_WHAT YOU SHOULD DO_: Search the material below for the string "JSON" and extract each line that has it.

'''

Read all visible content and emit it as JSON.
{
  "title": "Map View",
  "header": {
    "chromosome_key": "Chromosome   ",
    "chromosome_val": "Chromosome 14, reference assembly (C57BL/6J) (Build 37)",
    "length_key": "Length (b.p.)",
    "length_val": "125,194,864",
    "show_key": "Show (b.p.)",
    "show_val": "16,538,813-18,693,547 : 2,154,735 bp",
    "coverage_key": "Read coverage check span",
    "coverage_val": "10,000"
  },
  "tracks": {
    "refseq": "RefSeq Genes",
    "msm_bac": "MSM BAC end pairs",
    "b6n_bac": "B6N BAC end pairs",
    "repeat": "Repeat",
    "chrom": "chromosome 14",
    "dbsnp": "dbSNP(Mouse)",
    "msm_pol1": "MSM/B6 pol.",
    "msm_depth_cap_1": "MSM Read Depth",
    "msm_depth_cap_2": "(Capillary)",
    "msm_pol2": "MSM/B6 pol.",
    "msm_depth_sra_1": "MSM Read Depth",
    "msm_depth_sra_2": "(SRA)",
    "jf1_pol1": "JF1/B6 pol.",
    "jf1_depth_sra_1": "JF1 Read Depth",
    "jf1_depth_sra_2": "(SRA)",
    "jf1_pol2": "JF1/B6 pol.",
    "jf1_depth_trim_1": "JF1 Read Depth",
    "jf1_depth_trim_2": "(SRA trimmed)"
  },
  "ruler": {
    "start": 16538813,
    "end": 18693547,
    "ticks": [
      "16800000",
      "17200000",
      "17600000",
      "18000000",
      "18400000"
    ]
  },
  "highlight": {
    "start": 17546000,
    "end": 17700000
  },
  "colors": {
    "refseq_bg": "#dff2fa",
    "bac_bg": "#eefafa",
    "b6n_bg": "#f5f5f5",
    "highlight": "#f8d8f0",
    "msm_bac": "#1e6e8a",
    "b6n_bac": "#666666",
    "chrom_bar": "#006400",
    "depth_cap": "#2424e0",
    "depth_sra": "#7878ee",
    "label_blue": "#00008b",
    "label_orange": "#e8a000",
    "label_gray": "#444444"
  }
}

'''
'''

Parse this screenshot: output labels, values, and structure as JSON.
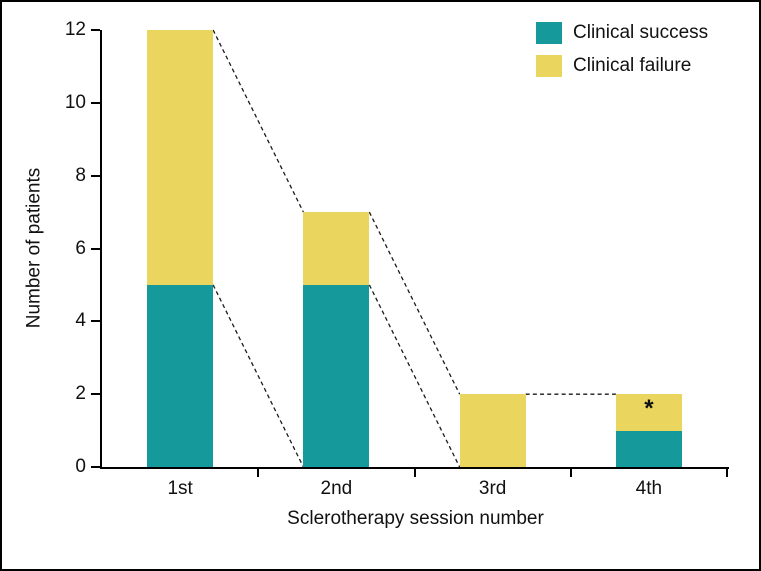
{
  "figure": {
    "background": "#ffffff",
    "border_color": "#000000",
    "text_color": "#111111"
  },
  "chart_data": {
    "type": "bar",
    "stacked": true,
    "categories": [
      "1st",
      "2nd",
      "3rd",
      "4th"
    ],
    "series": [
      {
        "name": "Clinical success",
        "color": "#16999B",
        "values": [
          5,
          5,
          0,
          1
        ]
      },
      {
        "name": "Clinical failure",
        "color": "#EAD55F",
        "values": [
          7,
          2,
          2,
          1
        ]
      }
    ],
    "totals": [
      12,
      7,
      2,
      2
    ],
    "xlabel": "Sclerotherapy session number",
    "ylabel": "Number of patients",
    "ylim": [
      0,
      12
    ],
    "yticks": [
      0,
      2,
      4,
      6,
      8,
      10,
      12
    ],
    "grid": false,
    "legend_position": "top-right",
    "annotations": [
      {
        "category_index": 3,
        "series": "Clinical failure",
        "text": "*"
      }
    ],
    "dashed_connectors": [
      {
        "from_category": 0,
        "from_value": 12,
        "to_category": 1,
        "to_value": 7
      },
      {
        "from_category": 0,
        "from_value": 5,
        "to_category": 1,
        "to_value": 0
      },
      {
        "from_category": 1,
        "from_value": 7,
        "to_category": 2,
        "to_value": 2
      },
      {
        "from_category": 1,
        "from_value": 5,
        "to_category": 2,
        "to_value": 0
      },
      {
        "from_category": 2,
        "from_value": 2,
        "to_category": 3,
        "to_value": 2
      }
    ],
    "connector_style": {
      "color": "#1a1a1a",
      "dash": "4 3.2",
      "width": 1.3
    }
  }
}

'''

_ANSWER TO THIS EXERCISE_:
Read all visible content and emit it as JSON.
Parse this screenshot: output labels, values, and structure as JSON.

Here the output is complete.